REQUIREMENTS: What number of lines contain the word "store"? Reply with the number and nothing else.

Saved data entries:
* * * * * * * * *
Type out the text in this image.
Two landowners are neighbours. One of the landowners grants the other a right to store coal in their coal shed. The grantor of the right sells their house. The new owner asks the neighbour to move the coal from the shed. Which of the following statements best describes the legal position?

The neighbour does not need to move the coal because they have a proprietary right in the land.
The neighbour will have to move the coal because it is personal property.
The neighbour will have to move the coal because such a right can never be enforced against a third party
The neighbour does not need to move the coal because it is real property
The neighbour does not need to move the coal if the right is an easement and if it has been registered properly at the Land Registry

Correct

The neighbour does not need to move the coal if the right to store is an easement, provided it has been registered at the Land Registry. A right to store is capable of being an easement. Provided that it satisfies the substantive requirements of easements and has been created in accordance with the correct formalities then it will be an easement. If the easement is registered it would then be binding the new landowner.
* * * * * * * * *
EXERCISE OUTPUT: 2